Material to process:
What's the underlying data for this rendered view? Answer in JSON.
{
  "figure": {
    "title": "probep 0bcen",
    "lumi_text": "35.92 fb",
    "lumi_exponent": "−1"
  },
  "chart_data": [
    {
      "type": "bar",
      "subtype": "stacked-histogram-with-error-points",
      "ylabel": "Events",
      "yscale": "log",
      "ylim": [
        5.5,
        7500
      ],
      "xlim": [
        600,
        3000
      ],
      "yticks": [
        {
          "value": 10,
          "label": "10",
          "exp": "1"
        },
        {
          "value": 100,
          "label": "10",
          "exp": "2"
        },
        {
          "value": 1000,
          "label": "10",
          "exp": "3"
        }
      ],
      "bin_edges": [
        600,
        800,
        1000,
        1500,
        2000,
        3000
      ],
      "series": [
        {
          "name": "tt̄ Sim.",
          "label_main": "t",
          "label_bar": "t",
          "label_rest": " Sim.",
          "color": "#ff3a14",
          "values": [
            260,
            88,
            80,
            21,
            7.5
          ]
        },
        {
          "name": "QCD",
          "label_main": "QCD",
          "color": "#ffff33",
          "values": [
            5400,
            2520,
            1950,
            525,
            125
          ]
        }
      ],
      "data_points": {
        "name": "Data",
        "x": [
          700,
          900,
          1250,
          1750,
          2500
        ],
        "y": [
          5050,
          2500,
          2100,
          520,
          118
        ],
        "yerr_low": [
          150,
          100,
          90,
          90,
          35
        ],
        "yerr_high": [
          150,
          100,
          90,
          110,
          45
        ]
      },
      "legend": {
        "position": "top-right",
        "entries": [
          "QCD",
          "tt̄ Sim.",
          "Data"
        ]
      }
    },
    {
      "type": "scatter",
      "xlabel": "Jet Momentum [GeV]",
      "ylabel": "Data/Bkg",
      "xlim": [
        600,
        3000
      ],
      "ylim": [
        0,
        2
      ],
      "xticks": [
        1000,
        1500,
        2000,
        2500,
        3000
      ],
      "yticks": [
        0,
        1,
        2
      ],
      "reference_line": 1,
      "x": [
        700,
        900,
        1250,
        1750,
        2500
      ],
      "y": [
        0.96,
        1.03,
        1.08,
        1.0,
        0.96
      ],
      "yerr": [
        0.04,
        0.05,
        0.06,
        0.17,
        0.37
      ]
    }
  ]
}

Task prompt:
Above are some records; extract every one of them exactly.

Full answer:
What's the underlying data for this rendered view? Answer in JSON.
{
  "figure": {
    "title": "probep 0bcen",
    "lumi_text": "35.92 fb",
    "lumi_exponent": "−1"
  },
  "chart_data": [
    {
      "type": "bar",
      "subtype": "stacked-histogram-with-error-points",
      "ylabel": "Events",
      "yscale": "log",
      "ylim": [
        5.5,
        7500
      ],
      "xlim": [
        600,
        3000
      ],
      "yticks": [
        {
          "value": 10,
          "label": "10",
          "exp": "1"
        },
        {
          "value": 100,
          "label": "10",
          "exp": "2"
        },
        {
          "value": 1000,
          "label": "10",
          "exp": "3"
        }
      ],
      "bin_edges": [
        600,
        800,
        1000,
        1500,
        2000,
        3000
      ],
      "series": [
        {
          "name": "tt̄ Sim.",
          "label_main": "t",
          "label_bar": "t",
          "label_rest": " Sim.",
          "color": "#ff3a14",
          "values": [
            260,
            88,
            80,
            21,
            7.5
          ]
        },
        {
          "name": "QCD",
          "label_main": "QCD",
          "color": "#ffff33",
          "values": [
            5400,
            2520,
            1950,
            525,
            125
          ]
        }
      ],
      "data_points": {
        "name": "Data",
        "x": [
          700,
          900,
          1250,
          1750,
          2500
        ],
        "y": [
          5050,
          2500,
          2100,
          520,
          118
        ],
        "yerr_low": [
          150,
          100,
          90,
          90,
          35
        ],
        "yerr_high": [
          150,
          100,
          90,
          110,
          45
        ]
      },
      "legend": {
        "position": "top-right",
        "entries": [
          "QCD",
          "tt̄ Sim.",
          "Data"
        ]
      }
    },
    {
      "type": "scatter",
      "xlabel": "Jet Momentum [GeV]",
      "ylabel": "Data/Bkg",
      "xlim": [
        600,
        3000
      ],
      "ylim": [
        0,
        2
      ],
      "xticks": [
        1000,
        1500,
        2000,
        2500,
        3000
      ],
      "yticks": [
        0,
        1,
        2
      ],
      "reference_line": 1,
      "x": [
        700,
        900,
        1250,
        1750,
        2500
      ],
      "y": [
        0.96,
        1.03,
        1.08,
        1.0,
        0.96
      ],
      "yerr": [
        0.04,
        0.05,
        0.06,
        0.17,
        0.37
      ]
    }
  ]
}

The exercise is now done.